Quanto à matéria indicada em 12) e 15), decorre do alegado nos pontos 9º, 25º, 27º e 29º da petição inicial.
Tal matéria é, aliás, corroborada pelo relatório de inspeção, como se pode ler no parágrafo n.º 4 do ponto III – Descrição dos factos e fundamentos das correções meramente aritméticas à matéria tributável (cfr. 13)).
Quanto ao facto não provado, o Tribunal teve em consideração que a prova de tal facto só poderia ser efetuada com recurso a prova documental. Porém, os autos não revelam a existência de documentos demonstrativos quer do ofício de notificação quer do respetivo envio para o impugnante.
Por tal razão, considerar-se tal matéria como não provada.


6. Do alegado erro de julgamento da sentença recorrida
A sentença recorrida julgou procedente a impugnação judicial deduzida pelo ora recorrido contra liquidação adicional de IRS relativa ao ano de 2008, resultante do apuramento de mais-valias imobiliárias, no entendimento de que a liquidação adicional efectuada pela AT era ilegal por ter efectuado o cálculo da mais-valia tributável considerando como valor de aquisição não o valor que se impunha atenta a aquisição a título gratuito do bem (artigo 45.º do Código do IRS), em concreto € 133,54, antes determinando o valor de aquisição por aplicação da regra do n.º 3 do artigo 46.º do Código do IRS, regra esta inaplicável, uma vez que o impugnante não adquiriu a título oneroso nenhum prédio rústico ou terreno para construção nem erigiu qualquer obra sobre o mesmo (atendendo à descrição do prédio alienado, referido em 2)).
Por este único motivo, julgou a impugnação procedente, anulando a liquidação sindicada.
Alega a recorrente que a sentença recorrida dá abrigo a uma interpretação que desconsidera os requisitos de efetivação do regime de exclusão da tributação previsto no n.º 5 do artigo 10.º do CIRS, sendo condição essencial para que este regime seja utilizado, que os ganhos resultem da transmissão onerosa de imóveis destinados a habitação própria e permanente do sujeito passivo ou do seu agregado familiar, o que não sucedia no caso dos autos, razão porque entende que a sentença não atendeu ao estabelecido no n.º 5 do artigo 10.º do CIRS relativamente aos requisitos de aplicação da exclusão da tributação das mais-valias gerando, com esta decisão, uma violação do princípio da igualdade tributária, além de estar a privar o erário público de quantias que lhe são devidas, razão por que imputa à sentença erro de julgamento e pede que a impugnação seja julgada procedente.

[Dados fornecidos]:
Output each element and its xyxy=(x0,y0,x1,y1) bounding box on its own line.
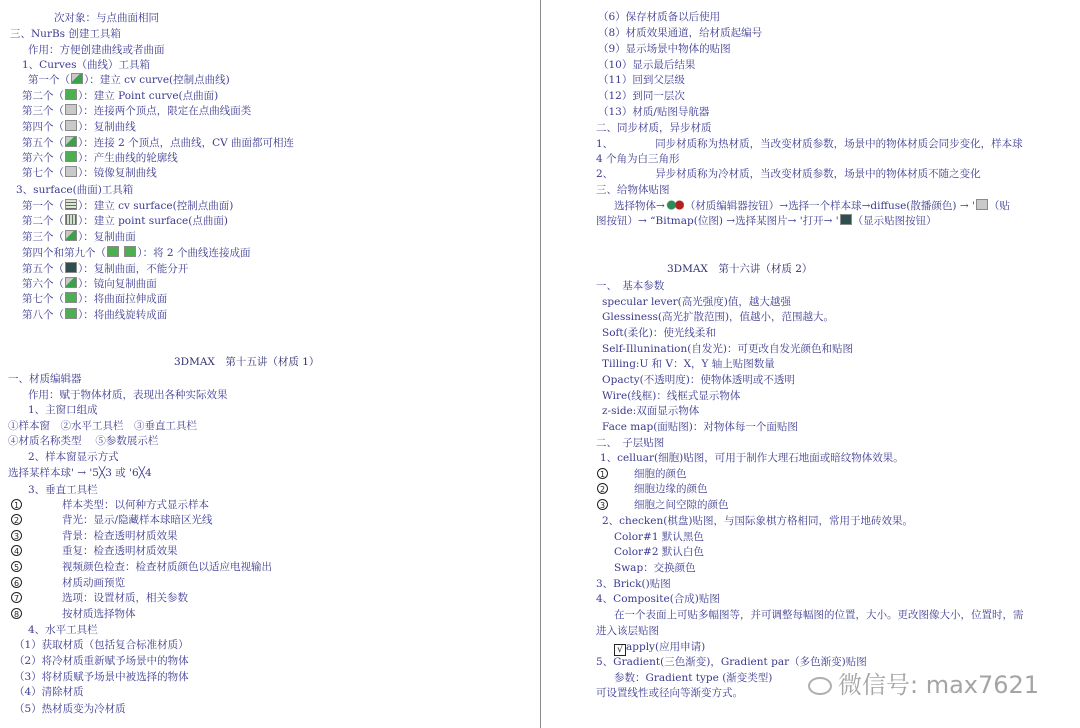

[O que se pede]: Cite, sem qualquer alteração, o trecho do excerto sobre a liquidação adicional de IRS que vai de "Quanto à matéria" até "como não provada.".

[Resposta do exercício]:
Quanto à matéria indicada em 12) e 15), decorre do alegado nos pontos 9º, 25º, 27º e 29º da petição inicial.
Tal matéria é, aliás, corroborada pelo relatório de inspeção, como se pode ler no parágrafo n.º 4 do ponto III – Descrição dos factos e fundamentos das correções meramente aritméticas à matéria tributável (cfr. 13)).
Quanto ao facto não provado, o Tribunal teve em consideração que a prova de tal facto só poderia ser efetuada com recurso a prova documental. Porém, os autos não revelam a existência de documentos demonstrativos quer do ofício de notificação quer do respetivo envio para o impugnante.
Por tal razão, considerar-se tal matéria como não provada.